### Instructions for the task
In the listing below, locate the lines that hold "content" and copy them.

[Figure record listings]

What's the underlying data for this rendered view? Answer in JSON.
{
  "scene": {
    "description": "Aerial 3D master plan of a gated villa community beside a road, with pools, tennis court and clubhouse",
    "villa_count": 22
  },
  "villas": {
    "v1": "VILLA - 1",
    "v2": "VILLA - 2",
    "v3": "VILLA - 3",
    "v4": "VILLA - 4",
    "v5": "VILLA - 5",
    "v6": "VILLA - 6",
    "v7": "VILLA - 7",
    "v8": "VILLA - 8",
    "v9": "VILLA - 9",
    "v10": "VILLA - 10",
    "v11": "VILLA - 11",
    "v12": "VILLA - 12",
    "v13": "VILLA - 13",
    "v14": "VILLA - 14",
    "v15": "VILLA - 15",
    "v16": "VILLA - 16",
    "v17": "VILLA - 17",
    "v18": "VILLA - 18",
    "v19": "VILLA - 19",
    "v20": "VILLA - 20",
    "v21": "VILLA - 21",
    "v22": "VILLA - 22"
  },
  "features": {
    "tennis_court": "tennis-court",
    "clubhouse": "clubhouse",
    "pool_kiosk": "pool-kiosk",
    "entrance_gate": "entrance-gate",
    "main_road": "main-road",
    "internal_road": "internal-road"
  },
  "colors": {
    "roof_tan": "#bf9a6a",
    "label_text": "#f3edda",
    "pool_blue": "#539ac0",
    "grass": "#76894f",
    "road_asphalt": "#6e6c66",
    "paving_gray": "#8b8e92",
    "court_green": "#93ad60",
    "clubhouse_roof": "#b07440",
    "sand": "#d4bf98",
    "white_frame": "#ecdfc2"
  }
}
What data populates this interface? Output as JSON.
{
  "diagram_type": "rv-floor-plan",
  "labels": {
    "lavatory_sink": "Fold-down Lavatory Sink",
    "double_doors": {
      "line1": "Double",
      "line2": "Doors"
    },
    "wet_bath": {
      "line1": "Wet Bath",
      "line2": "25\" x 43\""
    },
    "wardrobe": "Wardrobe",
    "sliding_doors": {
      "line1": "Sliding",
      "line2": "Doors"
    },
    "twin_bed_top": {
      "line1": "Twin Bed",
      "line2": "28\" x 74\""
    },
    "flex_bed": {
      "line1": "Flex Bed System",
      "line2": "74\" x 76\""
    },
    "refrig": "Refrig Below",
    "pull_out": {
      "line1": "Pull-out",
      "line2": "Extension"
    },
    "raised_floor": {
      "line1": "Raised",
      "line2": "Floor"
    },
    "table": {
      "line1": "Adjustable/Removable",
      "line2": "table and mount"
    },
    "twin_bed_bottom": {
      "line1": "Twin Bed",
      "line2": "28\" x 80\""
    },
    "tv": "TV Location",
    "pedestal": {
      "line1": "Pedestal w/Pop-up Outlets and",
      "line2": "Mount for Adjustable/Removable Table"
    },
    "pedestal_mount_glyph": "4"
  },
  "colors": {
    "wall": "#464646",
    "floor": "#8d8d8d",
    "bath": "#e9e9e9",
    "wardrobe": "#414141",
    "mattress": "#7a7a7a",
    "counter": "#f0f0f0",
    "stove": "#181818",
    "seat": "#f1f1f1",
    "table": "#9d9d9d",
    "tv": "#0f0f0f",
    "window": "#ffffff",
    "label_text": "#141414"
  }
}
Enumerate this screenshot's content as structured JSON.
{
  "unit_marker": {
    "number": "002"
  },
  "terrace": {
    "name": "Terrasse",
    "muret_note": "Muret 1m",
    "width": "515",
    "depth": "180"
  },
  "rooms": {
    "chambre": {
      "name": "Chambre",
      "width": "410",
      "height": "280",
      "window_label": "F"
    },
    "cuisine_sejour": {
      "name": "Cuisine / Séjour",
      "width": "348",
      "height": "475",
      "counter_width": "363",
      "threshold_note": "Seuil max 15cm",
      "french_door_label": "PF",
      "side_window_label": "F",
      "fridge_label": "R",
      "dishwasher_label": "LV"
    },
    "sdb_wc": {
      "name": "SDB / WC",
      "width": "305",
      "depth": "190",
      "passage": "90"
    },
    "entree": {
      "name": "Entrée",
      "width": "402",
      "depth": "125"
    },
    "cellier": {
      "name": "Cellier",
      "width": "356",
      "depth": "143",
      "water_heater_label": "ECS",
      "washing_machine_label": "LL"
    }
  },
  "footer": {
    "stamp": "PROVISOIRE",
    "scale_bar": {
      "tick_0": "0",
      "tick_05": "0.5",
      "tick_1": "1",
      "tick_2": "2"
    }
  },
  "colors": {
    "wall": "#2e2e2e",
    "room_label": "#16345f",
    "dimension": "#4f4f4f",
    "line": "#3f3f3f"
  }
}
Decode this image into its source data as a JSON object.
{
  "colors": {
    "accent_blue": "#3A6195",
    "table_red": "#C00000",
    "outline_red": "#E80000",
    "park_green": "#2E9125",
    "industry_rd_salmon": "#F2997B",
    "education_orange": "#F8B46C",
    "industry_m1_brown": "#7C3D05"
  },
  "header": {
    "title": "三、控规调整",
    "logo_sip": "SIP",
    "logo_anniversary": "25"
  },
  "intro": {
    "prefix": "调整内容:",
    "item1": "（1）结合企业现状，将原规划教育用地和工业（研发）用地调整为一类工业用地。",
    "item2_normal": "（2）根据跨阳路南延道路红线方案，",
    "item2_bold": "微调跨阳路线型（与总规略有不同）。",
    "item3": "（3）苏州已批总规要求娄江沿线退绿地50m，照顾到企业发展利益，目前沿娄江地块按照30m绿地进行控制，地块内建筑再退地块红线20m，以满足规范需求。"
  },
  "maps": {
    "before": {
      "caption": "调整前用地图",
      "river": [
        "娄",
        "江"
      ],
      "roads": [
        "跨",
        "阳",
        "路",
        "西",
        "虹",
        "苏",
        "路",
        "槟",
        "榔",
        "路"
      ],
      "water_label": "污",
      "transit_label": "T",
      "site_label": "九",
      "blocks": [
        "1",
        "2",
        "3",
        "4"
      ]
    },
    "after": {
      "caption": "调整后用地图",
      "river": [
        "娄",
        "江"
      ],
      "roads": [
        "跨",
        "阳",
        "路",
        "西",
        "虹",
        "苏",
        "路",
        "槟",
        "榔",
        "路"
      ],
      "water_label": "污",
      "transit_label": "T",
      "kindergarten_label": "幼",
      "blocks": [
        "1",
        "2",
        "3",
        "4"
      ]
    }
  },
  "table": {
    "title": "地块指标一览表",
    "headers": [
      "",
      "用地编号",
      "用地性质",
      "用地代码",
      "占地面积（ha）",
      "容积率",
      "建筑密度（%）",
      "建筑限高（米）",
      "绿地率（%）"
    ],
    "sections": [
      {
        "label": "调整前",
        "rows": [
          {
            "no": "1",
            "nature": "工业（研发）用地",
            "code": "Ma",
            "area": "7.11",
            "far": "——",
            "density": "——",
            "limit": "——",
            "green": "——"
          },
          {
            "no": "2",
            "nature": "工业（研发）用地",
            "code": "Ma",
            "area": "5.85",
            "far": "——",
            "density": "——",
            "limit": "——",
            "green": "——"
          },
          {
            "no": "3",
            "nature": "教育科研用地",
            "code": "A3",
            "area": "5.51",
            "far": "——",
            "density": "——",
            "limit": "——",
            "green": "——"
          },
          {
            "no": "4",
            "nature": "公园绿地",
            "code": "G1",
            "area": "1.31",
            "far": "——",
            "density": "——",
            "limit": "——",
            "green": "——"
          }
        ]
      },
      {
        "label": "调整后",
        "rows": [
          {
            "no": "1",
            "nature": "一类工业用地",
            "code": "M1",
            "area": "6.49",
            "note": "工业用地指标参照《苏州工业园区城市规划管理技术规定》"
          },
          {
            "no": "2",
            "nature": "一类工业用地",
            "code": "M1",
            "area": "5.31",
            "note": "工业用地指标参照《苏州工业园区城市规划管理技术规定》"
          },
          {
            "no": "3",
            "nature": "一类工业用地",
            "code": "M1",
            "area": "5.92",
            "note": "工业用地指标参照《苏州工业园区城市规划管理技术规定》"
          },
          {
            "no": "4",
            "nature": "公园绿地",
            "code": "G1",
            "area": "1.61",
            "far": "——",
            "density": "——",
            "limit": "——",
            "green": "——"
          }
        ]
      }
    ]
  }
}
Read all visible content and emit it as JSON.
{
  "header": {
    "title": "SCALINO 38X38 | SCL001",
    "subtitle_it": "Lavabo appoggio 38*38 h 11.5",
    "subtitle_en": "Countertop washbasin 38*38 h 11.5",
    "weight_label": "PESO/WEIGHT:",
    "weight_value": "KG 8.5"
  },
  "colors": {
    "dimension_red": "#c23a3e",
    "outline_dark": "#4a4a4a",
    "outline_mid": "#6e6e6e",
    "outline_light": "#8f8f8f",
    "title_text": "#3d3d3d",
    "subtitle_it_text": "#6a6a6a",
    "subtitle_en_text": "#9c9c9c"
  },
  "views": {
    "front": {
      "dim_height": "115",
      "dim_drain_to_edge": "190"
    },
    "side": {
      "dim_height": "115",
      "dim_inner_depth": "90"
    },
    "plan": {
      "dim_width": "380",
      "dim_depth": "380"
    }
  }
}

### Answer for the task
Enumerate this screenshot's content as structured JSON.
Read all visible content and emit it as JSON.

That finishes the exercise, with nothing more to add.